YOUR GOAL: Please determine how many lines of the material include the word "организаций", and respond with nothing but that number.

RECORDS PROVIDED:

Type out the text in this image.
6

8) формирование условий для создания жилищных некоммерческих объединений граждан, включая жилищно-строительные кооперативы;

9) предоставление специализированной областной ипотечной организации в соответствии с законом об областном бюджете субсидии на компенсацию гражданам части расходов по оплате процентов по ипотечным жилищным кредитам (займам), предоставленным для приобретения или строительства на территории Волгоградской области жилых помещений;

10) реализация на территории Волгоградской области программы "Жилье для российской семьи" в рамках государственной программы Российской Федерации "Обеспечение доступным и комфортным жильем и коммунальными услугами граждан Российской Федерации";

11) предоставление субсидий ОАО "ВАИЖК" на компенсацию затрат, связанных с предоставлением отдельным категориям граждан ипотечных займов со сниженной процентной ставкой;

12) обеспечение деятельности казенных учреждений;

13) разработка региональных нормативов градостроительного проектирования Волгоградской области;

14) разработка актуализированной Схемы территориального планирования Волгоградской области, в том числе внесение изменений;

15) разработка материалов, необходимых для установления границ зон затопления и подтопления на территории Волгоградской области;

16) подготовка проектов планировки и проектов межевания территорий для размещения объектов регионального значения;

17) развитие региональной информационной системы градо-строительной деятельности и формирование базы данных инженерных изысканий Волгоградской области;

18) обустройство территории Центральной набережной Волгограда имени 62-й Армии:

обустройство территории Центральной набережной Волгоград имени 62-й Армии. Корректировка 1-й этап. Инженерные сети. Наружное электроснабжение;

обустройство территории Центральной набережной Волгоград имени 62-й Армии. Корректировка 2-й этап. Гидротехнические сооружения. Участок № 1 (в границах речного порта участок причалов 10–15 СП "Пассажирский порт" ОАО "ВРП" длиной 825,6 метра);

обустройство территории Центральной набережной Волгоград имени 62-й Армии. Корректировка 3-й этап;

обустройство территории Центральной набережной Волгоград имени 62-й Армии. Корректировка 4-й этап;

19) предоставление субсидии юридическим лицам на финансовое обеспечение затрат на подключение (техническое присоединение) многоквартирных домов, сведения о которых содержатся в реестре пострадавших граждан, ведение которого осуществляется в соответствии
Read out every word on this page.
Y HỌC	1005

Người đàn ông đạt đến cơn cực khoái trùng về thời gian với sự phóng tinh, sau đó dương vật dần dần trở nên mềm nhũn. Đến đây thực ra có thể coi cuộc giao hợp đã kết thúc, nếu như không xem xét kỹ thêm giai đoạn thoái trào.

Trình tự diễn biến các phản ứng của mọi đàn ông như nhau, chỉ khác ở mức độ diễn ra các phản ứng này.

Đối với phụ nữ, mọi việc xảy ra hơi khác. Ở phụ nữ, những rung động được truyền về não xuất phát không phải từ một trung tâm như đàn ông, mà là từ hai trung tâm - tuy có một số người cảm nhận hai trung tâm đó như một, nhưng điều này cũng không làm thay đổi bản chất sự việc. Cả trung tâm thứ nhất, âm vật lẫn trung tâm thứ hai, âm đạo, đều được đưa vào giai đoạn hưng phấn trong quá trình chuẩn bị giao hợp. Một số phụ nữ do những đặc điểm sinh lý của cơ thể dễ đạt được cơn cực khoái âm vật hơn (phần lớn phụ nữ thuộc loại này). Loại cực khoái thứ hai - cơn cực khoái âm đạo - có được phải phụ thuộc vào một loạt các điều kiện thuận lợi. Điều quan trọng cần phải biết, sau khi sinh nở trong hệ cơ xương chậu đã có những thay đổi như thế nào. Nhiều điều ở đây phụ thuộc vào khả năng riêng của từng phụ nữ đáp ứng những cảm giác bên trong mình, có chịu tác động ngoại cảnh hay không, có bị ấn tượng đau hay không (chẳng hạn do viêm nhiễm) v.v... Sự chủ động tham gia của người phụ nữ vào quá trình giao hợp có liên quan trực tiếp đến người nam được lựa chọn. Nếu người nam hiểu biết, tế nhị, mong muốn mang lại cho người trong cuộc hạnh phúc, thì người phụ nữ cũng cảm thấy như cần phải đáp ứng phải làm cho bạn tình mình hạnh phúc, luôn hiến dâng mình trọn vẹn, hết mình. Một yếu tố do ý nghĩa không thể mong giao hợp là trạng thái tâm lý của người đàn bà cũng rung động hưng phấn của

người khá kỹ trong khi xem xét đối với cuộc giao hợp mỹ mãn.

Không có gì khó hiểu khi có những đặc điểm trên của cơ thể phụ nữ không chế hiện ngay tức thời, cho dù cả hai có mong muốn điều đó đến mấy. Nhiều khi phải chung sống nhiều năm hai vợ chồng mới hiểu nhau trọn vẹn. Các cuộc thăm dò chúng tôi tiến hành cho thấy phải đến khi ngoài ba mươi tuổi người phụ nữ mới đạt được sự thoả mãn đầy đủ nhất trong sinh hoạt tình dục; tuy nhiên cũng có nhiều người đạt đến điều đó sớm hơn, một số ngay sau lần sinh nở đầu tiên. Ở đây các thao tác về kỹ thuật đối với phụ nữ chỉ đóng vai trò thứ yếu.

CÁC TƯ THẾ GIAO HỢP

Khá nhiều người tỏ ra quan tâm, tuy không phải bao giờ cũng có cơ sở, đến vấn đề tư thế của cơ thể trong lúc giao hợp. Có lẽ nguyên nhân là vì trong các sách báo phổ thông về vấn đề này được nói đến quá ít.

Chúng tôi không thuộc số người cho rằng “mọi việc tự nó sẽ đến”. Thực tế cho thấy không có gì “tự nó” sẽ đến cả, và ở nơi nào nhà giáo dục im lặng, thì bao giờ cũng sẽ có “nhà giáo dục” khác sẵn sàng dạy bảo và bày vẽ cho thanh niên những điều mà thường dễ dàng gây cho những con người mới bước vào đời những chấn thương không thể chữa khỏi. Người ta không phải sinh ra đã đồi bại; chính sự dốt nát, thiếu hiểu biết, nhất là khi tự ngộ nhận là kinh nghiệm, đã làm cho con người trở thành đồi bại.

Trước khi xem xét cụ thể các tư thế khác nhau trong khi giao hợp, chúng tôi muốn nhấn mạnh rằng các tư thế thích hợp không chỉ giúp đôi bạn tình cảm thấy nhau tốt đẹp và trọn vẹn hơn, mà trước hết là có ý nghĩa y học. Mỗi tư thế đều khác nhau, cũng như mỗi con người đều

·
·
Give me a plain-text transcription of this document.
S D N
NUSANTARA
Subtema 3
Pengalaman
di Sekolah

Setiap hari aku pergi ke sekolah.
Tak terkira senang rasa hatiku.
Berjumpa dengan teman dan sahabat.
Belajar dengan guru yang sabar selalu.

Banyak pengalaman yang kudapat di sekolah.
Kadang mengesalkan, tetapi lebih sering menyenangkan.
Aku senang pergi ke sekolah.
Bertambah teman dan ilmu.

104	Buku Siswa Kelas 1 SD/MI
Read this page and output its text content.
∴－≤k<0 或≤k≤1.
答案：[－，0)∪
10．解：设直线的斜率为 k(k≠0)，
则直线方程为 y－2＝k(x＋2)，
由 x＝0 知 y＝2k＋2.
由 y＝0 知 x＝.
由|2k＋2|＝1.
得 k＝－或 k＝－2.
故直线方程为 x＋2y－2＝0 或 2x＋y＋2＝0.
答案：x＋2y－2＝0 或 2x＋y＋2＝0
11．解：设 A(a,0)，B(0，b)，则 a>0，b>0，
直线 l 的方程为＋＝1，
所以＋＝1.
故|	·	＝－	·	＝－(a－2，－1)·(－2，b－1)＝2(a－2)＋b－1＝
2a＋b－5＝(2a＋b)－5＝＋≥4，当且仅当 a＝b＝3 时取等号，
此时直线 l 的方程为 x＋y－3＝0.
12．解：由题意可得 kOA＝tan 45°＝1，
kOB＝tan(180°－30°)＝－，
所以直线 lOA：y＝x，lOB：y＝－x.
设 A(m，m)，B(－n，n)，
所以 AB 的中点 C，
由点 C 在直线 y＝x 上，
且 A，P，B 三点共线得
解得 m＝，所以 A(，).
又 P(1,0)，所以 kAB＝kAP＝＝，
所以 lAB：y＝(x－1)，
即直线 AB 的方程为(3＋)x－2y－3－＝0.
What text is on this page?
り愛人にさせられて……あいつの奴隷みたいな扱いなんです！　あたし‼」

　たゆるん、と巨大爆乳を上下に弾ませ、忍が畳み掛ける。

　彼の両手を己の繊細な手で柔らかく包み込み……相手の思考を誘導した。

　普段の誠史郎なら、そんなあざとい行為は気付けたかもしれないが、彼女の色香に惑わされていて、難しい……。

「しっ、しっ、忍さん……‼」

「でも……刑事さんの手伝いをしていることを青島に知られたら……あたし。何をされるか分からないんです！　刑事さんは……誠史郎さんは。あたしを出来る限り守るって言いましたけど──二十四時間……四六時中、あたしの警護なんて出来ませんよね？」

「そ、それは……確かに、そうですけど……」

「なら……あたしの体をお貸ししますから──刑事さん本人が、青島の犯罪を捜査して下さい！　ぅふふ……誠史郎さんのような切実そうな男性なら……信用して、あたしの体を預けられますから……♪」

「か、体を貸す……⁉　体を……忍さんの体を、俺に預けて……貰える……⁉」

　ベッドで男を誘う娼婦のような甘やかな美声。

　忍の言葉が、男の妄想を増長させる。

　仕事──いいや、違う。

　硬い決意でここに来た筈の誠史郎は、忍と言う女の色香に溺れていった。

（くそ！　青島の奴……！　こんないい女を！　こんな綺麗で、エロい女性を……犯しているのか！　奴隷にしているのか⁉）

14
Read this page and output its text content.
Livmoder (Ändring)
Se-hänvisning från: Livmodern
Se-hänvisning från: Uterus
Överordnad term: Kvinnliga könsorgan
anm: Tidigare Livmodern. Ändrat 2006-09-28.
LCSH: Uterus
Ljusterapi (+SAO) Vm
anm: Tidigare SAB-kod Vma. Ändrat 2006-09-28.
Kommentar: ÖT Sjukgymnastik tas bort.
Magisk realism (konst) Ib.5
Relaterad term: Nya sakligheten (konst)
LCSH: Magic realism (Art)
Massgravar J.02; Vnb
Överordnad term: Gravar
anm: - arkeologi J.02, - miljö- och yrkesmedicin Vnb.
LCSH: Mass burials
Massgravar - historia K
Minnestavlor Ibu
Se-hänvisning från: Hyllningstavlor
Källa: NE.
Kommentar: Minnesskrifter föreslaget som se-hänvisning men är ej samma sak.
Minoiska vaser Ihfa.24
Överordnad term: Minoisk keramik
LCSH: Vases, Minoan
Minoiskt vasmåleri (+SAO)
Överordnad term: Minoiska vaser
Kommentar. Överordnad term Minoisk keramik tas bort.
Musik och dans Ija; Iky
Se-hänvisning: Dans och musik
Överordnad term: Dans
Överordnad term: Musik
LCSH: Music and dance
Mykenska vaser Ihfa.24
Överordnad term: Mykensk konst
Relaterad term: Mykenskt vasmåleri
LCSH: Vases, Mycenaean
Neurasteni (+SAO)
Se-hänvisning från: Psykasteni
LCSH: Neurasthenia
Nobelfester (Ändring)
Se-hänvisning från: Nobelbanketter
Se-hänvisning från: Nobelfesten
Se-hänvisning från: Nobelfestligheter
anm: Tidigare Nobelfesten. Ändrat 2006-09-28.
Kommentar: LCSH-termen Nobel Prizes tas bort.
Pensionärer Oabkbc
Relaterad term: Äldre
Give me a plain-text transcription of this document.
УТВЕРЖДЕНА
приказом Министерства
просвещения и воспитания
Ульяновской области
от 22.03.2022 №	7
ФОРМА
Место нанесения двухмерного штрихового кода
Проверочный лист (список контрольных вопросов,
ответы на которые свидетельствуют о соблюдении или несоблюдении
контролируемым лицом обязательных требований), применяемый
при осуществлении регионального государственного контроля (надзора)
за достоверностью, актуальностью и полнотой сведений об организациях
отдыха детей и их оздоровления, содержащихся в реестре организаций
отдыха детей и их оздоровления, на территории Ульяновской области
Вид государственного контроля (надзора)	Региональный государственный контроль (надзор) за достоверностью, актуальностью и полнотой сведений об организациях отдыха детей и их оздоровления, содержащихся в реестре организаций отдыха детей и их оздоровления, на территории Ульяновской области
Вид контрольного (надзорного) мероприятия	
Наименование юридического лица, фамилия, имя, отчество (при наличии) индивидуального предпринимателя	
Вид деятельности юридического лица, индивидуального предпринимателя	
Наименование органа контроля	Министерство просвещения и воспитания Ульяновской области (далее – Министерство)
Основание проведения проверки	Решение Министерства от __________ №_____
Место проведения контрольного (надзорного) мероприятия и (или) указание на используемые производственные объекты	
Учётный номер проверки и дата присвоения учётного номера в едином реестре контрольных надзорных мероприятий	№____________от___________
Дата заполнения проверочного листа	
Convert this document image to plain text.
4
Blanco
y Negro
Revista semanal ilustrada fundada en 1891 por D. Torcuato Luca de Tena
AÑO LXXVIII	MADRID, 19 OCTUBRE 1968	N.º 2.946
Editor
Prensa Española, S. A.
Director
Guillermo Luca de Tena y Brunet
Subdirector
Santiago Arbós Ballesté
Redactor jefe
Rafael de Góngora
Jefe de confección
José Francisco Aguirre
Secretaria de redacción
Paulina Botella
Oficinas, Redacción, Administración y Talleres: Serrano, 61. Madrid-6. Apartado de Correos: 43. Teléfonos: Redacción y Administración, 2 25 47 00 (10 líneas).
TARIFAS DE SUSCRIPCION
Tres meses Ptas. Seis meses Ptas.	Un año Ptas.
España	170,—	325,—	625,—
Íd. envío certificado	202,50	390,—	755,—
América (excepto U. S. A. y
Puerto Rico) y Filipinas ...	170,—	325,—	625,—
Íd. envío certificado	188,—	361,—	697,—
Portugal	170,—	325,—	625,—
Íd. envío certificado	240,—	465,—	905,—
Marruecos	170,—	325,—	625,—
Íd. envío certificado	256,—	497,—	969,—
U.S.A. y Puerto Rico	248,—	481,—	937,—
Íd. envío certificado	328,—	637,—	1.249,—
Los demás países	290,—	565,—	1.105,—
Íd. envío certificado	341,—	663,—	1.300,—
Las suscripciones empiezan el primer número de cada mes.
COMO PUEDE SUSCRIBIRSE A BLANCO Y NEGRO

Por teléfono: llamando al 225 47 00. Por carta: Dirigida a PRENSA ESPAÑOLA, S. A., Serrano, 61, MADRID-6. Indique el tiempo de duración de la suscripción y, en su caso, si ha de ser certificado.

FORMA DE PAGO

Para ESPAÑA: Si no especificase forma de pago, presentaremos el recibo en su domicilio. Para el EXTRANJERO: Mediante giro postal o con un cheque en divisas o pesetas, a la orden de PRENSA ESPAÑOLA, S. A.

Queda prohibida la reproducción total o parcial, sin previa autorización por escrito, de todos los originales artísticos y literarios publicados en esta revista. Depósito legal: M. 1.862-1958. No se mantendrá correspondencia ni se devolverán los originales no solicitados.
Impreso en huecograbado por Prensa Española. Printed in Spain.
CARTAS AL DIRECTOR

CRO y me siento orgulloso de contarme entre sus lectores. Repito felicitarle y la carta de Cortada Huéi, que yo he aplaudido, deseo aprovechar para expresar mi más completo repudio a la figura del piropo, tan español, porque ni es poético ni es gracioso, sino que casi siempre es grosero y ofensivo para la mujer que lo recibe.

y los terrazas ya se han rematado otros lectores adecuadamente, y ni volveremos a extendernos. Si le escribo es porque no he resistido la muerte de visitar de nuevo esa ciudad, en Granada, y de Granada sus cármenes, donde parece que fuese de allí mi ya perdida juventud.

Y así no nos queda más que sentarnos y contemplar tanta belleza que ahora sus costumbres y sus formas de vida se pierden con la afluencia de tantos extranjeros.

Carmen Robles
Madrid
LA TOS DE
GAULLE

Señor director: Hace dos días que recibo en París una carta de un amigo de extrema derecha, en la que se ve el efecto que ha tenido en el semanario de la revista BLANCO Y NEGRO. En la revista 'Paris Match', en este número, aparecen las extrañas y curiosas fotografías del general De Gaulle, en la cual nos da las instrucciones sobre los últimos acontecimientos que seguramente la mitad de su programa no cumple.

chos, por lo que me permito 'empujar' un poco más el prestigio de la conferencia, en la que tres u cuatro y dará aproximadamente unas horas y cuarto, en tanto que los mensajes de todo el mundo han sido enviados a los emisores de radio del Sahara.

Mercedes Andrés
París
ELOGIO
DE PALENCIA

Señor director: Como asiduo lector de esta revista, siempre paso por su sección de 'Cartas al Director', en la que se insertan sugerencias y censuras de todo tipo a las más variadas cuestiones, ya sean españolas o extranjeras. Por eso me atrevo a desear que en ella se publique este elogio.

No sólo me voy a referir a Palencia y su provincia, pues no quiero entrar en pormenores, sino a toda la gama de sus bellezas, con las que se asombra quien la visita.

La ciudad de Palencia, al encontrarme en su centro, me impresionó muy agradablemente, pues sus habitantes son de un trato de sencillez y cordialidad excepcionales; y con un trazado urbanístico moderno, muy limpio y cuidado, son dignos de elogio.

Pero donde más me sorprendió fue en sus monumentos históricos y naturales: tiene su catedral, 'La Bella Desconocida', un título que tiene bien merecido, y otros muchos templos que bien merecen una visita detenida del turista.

TASK OUTPUT: 2